**ASSIGNMENT:** Find all lines below containing the string "Plastic" and return them.

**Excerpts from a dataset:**
++++++++++++++++++++

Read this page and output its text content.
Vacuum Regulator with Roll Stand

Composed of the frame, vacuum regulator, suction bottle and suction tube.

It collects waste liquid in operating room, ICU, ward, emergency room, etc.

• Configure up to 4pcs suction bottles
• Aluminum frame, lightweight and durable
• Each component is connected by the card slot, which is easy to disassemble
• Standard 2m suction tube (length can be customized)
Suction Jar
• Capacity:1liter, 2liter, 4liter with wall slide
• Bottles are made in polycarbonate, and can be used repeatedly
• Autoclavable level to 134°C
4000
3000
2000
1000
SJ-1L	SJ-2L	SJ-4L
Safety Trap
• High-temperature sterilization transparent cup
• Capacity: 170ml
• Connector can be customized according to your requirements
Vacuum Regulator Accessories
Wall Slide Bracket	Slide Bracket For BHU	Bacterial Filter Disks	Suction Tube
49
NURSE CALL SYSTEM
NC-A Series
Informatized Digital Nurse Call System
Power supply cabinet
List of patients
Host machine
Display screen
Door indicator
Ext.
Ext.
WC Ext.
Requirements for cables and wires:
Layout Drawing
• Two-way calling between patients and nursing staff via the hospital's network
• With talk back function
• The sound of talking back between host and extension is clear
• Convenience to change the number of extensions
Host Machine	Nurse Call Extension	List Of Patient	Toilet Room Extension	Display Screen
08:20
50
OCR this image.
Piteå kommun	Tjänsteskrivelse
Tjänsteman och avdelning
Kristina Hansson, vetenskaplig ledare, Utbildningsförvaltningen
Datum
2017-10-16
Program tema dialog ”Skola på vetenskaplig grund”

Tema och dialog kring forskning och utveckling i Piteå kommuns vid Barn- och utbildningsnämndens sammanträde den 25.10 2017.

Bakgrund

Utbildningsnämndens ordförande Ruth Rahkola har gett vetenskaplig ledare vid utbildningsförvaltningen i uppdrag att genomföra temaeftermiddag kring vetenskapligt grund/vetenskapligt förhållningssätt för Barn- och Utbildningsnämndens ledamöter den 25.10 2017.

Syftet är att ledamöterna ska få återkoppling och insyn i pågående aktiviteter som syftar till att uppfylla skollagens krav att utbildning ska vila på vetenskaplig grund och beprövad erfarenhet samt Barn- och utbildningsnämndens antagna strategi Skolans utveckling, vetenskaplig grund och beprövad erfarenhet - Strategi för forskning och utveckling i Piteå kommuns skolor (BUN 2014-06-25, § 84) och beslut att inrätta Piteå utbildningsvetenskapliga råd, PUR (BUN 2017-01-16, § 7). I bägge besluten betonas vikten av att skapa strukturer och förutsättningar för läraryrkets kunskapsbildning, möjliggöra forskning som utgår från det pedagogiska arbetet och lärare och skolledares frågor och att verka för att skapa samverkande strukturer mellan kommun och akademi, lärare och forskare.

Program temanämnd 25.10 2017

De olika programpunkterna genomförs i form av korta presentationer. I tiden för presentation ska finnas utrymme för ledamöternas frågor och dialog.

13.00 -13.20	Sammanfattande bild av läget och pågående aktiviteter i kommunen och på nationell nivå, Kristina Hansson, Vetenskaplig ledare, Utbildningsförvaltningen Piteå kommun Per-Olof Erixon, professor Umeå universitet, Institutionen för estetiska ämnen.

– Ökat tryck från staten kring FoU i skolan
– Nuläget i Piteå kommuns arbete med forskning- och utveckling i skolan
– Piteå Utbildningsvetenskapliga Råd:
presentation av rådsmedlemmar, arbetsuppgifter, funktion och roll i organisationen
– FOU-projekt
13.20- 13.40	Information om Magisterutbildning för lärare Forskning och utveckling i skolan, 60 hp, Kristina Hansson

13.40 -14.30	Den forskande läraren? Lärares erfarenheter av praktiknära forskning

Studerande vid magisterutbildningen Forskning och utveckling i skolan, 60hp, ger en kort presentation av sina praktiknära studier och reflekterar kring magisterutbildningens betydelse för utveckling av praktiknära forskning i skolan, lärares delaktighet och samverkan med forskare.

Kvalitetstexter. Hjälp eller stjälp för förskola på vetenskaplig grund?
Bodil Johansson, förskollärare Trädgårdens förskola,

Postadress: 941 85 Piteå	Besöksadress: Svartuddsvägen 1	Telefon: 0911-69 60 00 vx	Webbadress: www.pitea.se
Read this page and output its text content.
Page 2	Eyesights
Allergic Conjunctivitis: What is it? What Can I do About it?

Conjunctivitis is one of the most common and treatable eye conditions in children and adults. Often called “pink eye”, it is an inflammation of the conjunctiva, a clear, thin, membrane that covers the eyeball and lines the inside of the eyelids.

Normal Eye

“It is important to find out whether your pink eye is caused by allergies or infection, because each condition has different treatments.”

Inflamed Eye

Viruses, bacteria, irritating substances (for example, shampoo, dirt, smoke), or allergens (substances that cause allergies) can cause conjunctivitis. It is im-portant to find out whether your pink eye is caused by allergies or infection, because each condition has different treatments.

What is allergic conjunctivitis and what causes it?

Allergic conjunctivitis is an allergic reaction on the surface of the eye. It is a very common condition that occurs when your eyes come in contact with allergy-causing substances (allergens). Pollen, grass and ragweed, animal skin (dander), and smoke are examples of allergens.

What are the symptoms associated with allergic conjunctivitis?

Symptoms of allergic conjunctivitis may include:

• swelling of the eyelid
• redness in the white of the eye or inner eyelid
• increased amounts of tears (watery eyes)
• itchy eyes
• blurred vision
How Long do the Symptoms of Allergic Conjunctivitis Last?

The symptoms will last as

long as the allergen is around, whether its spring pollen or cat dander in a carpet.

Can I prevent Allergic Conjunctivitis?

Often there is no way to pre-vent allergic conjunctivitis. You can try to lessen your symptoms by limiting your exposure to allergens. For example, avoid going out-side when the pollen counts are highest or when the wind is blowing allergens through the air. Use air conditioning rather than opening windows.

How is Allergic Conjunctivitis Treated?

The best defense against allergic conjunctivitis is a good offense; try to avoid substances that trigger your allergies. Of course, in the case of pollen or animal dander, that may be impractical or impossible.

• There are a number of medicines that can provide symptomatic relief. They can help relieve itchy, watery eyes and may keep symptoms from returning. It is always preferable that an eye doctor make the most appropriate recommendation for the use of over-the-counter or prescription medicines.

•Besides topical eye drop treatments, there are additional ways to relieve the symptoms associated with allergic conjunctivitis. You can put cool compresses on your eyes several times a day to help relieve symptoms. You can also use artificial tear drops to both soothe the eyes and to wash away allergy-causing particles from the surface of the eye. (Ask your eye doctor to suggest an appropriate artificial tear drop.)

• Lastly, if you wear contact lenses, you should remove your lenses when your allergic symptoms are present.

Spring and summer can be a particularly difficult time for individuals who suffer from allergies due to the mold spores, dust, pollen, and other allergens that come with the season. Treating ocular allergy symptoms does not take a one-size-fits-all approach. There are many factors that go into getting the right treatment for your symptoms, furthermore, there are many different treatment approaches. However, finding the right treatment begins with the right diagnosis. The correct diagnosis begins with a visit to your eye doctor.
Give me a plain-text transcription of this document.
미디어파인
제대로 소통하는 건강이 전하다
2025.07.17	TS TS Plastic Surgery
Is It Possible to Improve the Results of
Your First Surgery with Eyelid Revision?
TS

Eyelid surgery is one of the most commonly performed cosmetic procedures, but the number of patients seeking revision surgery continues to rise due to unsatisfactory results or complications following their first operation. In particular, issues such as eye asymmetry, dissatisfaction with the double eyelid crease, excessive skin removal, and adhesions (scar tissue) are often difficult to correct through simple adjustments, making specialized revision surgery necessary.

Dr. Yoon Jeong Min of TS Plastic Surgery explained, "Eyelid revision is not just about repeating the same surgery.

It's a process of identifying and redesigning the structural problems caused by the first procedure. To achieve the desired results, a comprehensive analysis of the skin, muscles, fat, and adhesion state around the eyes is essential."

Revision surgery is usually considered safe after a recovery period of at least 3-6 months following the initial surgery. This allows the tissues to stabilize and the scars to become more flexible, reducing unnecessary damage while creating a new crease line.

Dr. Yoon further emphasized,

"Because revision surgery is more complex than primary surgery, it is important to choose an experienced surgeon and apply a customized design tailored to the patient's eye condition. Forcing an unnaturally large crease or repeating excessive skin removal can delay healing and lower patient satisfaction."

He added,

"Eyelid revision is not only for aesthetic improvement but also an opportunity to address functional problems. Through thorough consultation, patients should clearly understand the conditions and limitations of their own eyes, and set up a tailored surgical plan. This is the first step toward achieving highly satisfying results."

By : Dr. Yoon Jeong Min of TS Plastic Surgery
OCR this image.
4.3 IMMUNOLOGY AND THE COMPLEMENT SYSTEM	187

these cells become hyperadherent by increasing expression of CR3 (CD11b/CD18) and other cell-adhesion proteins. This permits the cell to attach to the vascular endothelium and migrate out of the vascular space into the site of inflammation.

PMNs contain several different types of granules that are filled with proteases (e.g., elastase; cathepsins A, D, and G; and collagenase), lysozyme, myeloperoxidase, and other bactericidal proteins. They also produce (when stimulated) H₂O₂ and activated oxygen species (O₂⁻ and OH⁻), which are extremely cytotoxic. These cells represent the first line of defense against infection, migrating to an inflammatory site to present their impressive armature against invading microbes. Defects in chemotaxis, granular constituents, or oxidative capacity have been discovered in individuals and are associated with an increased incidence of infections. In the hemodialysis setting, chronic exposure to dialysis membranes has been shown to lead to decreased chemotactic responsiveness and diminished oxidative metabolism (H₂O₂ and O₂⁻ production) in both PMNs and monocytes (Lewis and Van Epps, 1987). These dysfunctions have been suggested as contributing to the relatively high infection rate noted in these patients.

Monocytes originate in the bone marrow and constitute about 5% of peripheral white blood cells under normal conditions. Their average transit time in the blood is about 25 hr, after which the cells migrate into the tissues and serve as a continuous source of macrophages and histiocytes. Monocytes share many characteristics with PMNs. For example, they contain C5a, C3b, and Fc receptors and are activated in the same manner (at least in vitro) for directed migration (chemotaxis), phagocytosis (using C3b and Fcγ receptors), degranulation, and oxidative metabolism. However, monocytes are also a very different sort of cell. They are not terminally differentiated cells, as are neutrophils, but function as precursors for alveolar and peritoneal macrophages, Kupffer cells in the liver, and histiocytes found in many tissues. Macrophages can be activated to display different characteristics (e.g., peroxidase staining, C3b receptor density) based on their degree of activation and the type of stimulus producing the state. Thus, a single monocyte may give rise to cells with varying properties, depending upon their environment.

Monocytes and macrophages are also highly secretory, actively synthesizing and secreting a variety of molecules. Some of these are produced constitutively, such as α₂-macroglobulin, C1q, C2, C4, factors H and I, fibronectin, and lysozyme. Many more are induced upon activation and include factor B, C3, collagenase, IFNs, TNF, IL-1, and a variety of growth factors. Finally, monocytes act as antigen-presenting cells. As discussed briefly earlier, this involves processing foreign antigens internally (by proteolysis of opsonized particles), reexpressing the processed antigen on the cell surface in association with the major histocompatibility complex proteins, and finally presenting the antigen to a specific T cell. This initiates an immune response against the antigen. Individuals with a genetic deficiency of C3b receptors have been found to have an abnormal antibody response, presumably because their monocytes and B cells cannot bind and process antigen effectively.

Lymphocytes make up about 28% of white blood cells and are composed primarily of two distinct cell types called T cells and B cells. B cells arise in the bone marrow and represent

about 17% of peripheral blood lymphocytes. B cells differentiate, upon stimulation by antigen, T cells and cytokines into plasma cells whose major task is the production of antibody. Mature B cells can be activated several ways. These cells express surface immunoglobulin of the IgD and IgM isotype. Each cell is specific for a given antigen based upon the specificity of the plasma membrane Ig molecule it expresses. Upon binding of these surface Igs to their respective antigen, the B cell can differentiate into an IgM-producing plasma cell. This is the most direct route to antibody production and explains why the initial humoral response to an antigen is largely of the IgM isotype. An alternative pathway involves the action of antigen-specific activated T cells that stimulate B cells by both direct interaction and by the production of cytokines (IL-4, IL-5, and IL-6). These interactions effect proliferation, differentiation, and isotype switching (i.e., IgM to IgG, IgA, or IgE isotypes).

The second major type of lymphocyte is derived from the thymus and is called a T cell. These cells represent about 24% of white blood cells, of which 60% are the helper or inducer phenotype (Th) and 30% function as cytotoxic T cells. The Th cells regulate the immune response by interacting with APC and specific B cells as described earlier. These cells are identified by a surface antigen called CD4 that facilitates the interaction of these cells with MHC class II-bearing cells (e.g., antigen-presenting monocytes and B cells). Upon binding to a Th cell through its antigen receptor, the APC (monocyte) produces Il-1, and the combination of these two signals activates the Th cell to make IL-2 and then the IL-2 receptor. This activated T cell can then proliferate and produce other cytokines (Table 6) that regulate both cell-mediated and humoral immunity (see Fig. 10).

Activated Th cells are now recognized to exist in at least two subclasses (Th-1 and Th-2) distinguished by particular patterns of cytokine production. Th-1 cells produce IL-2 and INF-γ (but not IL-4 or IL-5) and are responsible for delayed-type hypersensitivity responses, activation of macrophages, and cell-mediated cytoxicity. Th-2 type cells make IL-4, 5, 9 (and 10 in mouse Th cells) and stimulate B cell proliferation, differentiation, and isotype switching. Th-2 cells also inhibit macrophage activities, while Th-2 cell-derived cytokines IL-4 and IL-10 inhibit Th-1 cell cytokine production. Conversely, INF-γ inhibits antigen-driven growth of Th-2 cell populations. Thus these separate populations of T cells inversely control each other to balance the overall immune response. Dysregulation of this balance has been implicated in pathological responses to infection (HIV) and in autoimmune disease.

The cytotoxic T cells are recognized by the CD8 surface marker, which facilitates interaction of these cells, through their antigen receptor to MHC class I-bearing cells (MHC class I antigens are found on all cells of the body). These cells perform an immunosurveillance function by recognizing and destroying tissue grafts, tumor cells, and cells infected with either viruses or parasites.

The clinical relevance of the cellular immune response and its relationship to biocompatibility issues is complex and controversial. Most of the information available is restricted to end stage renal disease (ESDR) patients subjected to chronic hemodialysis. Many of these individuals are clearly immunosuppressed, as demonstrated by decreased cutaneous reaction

++++++++++++++++++++

**SOLUTION TO THIS TASK:**
2025.07.17	TS TS Plastic Surgery
Dr. Yoon Jeong Min of TS Plastic Surgery explained, "Eyelid revision is not just about repeating the same surgery.
By : Dr. Yoon Jeong Min of TS Plastic Surgery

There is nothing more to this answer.